Each entry must be reproduced precisely as it stands.

# START OF DATA SHOWN

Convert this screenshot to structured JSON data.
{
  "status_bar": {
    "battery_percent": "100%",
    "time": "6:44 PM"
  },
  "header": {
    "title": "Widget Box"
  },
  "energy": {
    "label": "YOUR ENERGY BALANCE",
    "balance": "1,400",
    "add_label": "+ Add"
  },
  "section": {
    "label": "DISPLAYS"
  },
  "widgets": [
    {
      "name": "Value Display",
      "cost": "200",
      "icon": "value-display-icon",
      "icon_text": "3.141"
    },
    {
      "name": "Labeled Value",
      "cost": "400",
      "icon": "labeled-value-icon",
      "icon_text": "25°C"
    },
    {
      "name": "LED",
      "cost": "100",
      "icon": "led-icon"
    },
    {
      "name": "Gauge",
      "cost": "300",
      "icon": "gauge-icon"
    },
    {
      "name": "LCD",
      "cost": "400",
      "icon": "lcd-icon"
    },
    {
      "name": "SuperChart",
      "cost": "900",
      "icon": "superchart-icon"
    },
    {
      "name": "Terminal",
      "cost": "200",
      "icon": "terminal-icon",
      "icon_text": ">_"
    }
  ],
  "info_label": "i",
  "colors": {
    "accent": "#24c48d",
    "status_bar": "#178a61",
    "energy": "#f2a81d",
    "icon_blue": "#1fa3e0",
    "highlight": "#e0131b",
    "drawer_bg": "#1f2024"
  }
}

# END OF DATA SHOWN

SOLVED EXERCISE
Convert this screenshot to structured JSON data.
{
  "status_bar": {
    "battery_percent": "100%",
    "time": "6:44 PM"
  },
  "header": {
    "title": "Widget Box"
  },
  "energy": {
    "label": "YOUR ENERGY BALANCE",
    "balance": "1,400",
    "add_label": "+ Add"
  },
  "section": {
    "label": "DISPLAYS"
  },
  "widgets": [
    {
      "name": "Value Display",
      "cost": "200",
      "icon": "value-display-icon",
      "icon_text": "3.141"
    },
    {
      "name": "Labeled Value",
      "cost": "400",
      "icon": "labeled-value-icon",
      "icon_text": "25°C"
    },
    {
      "name": "LED",
      "cost": "100",
      "icon": "led-icon"
    },
    {
      "name": "Gauge",
      "cost": "300",
      "icon": "gauge-icon"
    },
    {
      "name": "LCD",
      "cost": "400",
      "icon": "lcd-icon"
    },
    {
      "name": "SuperChart",
      "cost": "900",
      "icon": "superchart-icon"
    },
    {
      "name": "Terminal",
      "cost": "200",
      "icon": "terminal-icon",
      "icon_text": ">_"
    }
  ],
  "info_label": "i",
  "colors": {
    "accent": "#24c48d",
    "status_bar": "#178a61",
    "energy": "#f2a81d",
    "icon_blue": "#1fa3e0",
    "highlight": "#e0131b",
    "drawer_bg": "#1f2024"
  }
}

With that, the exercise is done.